*Goal of the exercise*:
Find the word "values" in the data. Return every line where it appears.

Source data
※ ※ ※
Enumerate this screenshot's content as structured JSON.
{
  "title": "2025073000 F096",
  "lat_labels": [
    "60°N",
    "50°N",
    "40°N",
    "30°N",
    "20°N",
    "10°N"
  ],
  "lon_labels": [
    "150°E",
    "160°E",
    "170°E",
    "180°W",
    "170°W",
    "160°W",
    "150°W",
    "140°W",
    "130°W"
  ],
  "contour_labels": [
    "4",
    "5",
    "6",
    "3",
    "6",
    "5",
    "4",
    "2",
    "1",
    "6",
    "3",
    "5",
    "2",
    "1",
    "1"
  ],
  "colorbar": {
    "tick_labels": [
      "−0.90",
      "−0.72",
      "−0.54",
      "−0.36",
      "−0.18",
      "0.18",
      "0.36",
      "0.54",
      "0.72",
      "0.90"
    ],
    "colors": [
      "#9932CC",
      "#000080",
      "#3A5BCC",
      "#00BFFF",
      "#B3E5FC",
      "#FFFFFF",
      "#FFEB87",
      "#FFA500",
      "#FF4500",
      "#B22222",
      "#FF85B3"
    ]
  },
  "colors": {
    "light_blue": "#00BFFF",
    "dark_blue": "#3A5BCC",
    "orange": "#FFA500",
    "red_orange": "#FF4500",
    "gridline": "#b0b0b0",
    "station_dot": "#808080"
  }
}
※ ※ ※
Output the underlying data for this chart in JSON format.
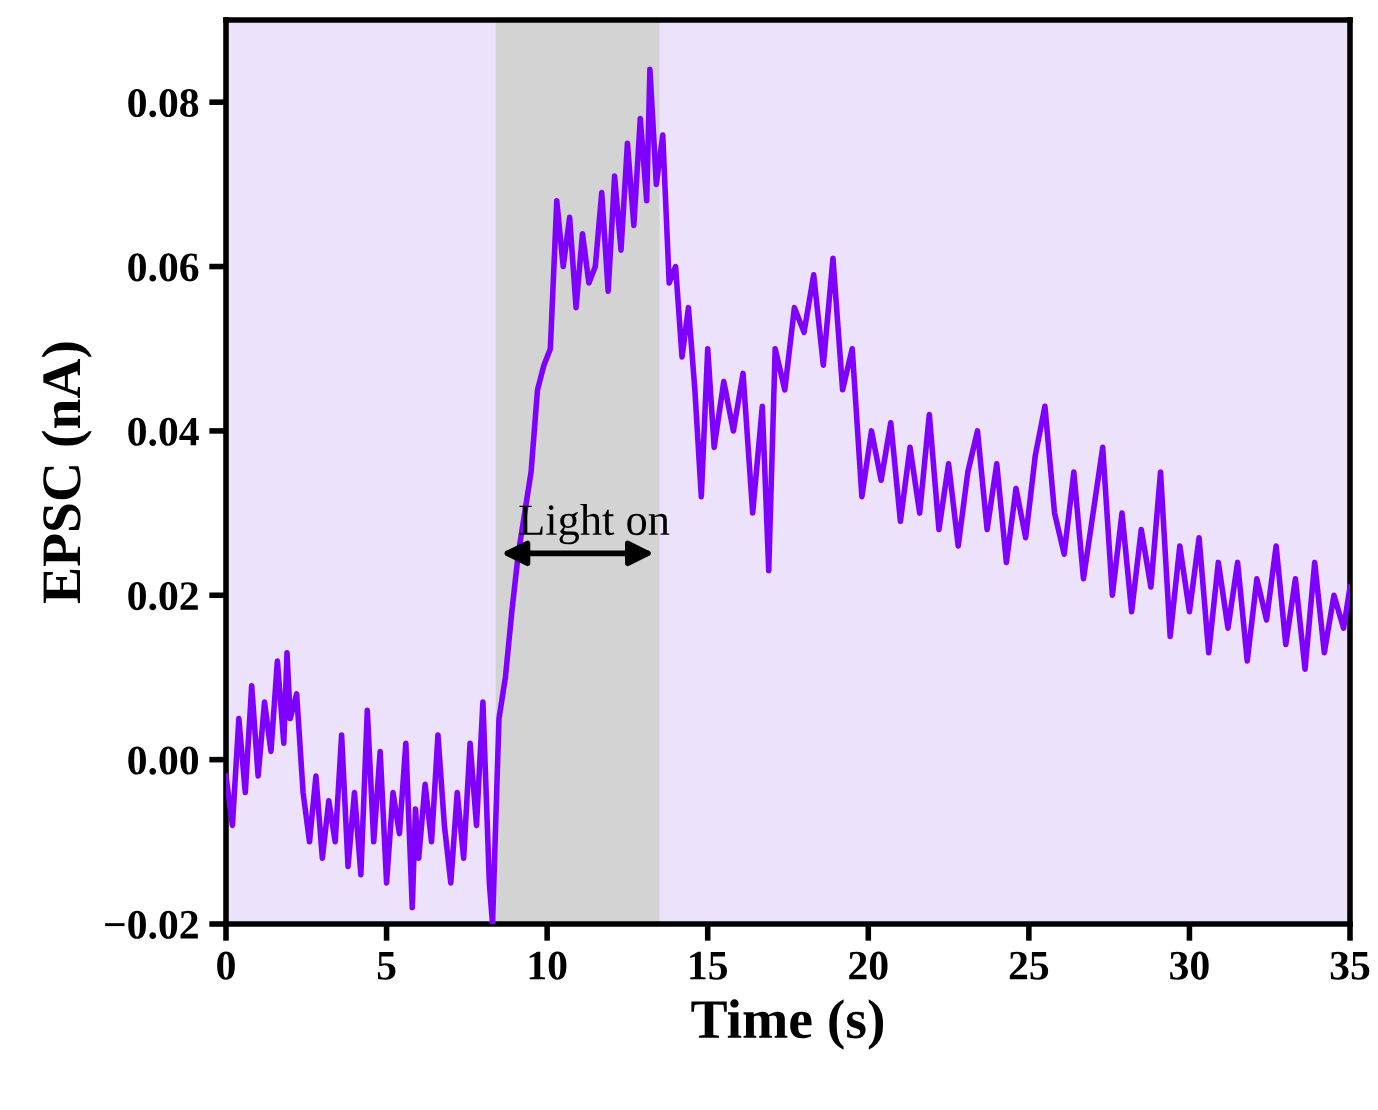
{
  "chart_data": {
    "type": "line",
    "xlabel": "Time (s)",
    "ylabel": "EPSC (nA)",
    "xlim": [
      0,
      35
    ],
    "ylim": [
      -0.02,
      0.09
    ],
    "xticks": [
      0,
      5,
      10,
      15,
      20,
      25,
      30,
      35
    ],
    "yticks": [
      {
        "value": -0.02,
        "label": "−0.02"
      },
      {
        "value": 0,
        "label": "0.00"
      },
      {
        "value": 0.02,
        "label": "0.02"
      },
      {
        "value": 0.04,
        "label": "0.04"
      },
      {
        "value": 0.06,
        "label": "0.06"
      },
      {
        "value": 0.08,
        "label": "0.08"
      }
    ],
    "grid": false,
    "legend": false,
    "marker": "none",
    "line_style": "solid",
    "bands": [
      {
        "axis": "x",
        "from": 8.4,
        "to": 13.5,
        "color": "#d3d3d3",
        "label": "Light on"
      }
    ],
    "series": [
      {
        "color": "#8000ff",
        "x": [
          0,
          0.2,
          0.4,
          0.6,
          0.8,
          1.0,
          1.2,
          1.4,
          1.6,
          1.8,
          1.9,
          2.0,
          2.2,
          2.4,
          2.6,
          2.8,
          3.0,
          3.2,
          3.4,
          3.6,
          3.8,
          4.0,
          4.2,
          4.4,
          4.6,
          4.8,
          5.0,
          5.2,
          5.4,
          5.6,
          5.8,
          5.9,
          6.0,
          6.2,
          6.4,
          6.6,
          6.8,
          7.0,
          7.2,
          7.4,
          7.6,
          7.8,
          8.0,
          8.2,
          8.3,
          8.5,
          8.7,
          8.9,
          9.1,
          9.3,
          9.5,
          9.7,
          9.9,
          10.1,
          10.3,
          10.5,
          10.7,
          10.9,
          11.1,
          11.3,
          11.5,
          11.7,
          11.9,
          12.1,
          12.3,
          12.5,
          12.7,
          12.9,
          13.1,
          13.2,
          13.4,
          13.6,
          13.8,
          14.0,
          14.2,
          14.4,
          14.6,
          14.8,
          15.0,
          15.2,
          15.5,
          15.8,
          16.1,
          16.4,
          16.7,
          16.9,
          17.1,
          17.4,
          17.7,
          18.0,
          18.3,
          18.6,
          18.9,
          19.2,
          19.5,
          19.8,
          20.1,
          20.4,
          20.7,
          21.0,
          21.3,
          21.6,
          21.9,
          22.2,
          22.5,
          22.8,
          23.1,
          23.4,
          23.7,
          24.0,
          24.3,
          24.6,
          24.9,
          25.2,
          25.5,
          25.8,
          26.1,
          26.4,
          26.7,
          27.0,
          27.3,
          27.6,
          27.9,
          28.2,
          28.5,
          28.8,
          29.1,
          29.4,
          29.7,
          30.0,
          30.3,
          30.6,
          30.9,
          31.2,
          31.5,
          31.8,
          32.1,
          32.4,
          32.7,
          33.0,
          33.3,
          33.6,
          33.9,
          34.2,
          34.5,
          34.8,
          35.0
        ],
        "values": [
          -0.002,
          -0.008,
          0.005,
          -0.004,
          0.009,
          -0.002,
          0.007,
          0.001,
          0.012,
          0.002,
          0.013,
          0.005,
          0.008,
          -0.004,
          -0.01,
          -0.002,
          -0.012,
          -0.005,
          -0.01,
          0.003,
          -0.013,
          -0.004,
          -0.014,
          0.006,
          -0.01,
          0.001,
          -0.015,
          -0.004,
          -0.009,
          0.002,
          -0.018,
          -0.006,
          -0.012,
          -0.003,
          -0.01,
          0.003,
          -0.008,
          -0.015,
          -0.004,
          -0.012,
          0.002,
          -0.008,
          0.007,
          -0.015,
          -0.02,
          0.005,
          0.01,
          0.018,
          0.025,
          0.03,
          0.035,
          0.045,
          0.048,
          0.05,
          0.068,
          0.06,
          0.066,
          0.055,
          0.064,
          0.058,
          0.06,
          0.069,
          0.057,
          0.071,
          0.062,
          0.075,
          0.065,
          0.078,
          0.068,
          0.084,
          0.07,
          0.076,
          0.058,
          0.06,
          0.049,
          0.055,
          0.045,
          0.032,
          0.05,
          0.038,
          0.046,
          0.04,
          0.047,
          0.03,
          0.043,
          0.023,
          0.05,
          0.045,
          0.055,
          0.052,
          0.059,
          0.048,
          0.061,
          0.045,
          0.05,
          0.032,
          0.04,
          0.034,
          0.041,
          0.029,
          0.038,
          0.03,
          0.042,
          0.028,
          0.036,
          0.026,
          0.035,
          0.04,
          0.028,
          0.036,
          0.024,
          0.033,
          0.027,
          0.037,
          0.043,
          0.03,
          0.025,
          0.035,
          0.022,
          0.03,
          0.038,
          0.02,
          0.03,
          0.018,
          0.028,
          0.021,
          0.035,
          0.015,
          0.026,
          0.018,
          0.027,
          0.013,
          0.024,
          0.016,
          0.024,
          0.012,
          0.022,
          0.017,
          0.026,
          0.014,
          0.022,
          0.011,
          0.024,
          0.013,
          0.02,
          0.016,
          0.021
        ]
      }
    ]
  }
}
※ ※ ※
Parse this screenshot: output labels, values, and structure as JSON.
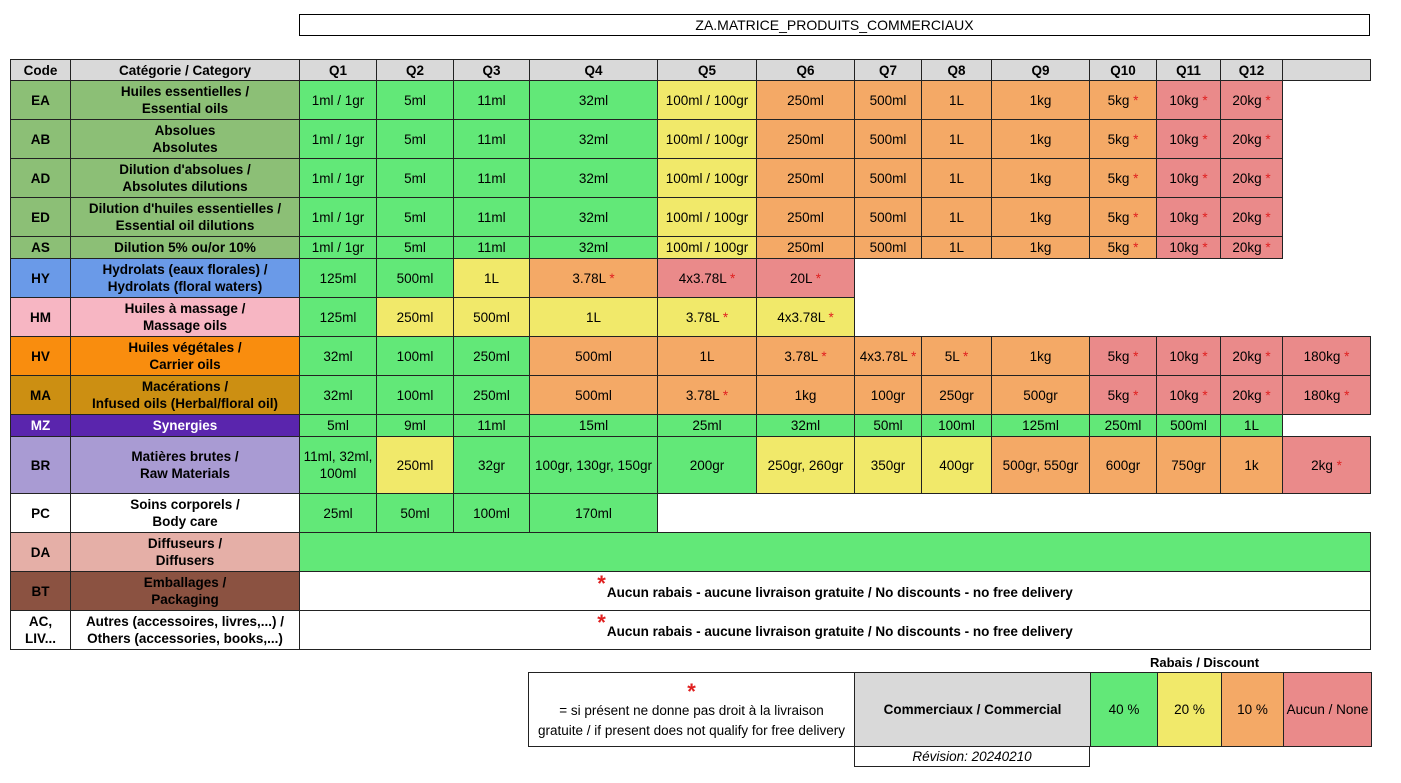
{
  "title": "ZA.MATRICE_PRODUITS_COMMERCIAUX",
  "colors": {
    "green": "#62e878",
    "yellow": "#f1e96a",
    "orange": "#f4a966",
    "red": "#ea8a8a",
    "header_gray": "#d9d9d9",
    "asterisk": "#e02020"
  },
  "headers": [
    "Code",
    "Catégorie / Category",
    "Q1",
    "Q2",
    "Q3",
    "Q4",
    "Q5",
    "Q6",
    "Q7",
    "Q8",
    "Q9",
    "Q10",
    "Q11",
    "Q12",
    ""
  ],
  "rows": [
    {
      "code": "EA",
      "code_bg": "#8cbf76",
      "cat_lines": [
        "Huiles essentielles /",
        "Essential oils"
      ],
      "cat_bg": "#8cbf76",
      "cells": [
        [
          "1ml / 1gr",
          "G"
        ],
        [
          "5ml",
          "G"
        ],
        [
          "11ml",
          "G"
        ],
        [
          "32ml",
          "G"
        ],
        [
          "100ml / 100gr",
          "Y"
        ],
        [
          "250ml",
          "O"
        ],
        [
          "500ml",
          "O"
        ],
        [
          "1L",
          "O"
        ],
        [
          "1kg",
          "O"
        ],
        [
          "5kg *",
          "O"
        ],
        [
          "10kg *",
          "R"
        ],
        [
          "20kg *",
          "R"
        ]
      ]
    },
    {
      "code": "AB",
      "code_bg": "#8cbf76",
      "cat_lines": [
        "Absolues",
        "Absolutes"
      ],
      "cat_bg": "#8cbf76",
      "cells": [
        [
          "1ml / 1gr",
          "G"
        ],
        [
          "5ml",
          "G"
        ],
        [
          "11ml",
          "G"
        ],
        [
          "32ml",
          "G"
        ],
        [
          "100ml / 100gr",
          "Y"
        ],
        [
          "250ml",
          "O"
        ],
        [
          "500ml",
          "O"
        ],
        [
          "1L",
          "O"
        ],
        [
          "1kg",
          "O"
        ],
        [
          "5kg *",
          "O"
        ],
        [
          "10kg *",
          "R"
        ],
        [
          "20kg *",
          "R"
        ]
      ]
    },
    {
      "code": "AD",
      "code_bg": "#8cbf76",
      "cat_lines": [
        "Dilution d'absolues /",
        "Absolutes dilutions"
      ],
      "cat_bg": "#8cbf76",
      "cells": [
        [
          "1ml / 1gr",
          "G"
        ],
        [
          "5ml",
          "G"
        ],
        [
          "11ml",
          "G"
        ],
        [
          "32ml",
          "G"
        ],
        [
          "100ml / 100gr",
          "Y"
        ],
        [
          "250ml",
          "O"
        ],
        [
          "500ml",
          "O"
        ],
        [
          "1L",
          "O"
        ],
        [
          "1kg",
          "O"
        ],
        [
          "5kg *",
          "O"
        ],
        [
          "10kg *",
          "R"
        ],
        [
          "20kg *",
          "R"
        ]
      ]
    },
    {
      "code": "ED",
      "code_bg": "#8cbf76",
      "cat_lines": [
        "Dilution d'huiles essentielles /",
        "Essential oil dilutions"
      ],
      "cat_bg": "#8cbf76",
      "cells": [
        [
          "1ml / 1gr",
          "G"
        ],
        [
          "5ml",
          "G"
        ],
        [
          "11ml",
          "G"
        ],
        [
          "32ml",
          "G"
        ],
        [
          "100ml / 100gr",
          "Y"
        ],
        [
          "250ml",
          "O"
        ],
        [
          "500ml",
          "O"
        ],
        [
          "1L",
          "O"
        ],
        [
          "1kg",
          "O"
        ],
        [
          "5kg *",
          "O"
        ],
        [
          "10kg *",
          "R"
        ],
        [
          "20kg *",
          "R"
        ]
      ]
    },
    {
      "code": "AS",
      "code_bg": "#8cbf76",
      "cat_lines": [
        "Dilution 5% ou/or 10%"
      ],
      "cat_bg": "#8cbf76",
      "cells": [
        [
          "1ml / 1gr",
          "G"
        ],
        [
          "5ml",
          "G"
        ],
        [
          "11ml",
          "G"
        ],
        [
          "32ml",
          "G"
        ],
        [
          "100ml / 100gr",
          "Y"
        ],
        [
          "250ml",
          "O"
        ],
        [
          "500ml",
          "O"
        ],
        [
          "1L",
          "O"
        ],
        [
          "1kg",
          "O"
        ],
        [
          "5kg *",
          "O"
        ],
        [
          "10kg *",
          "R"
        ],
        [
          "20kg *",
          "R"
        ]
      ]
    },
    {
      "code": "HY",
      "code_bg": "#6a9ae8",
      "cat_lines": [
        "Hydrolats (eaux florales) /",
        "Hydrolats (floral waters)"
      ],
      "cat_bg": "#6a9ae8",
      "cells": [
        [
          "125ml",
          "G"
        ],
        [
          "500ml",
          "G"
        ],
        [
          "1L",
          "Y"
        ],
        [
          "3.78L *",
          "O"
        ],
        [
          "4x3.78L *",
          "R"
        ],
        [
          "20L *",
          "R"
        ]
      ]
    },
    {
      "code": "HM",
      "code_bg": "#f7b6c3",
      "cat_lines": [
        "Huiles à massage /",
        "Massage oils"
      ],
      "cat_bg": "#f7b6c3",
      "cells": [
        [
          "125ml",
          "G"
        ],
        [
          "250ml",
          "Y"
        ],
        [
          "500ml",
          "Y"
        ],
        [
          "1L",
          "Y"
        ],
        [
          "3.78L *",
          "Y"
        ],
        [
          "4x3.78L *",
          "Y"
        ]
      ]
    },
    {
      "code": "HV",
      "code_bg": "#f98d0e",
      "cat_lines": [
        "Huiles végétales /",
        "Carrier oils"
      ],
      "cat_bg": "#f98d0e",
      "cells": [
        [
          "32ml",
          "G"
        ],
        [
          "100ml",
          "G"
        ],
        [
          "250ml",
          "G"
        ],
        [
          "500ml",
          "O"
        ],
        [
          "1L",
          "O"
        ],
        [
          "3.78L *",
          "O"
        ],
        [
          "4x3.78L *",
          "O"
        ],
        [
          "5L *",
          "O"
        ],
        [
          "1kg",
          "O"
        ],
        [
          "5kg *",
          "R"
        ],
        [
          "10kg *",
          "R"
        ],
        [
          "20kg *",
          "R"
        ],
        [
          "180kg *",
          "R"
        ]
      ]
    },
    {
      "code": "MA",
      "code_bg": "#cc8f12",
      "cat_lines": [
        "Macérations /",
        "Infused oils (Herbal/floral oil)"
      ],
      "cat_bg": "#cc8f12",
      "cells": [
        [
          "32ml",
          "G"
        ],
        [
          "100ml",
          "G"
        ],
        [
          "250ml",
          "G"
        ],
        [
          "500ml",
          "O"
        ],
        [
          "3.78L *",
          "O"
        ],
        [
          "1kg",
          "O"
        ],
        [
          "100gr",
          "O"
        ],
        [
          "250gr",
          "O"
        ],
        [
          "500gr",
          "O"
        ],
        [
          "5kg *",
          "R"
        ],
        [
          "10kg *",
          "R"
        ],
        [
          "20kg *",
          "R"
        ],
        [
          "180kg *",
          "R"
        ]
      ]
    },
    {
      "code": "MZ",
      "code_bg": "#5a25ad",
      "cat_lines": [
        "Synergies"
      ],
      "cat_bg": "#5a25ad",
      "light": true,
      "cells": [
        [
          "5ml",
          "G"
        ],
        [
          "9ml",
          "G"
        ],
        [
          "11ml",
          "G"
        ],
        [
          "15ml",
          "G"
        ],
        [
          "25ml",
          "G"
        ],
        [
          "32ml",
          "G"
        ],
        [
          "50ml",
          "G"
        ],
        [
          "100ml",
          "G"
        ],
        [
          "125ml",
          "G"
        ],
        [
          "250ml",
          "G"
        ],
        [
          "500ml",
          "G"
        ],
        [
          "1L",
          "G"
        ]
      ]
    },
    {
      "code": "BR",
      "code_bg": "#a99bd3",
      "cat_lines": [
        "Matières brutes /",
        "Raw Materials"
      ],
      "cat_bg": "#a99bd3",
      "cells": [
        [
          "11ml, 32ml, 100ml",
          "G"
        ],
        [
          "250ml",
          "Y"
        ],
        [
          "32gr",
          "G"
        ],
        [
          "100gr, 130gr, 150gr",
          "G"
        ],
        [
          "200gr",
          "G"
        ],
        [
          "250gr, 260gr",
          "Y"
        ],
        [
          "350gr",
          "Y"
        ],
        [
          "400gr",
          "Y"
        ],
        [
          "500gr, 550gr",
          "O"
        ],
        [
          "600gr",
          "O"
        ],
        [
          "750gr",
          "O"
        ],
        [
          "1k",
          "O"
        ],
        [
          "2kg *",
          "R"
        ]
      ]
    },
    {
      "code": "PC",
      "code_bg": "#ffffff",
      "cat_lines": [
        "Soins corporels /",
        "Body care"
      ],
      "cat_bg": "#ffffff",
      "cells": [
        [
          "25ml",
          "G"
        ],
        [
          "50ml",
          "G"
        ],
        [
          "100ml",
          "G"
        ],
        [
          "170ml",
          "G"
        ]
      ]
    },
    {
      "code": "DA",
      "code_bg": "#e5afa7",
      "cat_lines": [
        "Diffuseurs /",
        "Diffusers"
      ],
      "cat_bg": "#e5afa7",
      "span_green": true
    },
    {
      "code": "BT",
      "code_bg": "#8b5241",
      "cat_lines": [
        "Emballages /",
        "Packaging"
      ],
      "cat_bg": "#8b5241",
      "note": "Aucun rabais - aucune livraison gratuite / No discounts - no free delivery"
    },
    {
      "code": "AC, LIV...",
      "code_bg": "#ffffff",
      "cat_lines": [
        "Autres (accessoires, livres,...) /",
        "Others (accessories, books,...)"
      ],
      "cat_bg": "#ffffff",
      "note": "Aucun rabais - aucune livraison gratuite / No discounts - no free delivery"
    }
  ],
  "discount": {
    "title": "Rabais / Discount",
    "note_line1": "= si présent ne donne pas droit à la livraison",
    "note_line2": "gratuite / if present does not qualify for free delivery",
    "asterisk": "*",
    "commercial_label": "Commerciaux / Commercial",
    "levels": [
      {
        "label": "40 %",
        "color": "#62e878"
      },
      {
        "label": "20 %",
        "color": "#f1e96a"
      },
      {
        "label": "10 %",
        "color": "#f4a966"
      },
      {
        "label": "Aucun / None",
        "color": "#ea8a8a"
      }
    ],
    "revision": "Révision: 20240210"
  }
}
※ ※ ※
*Task response*:
        "values": [
Parse this screenshot: output labels, values, and structure as JSON.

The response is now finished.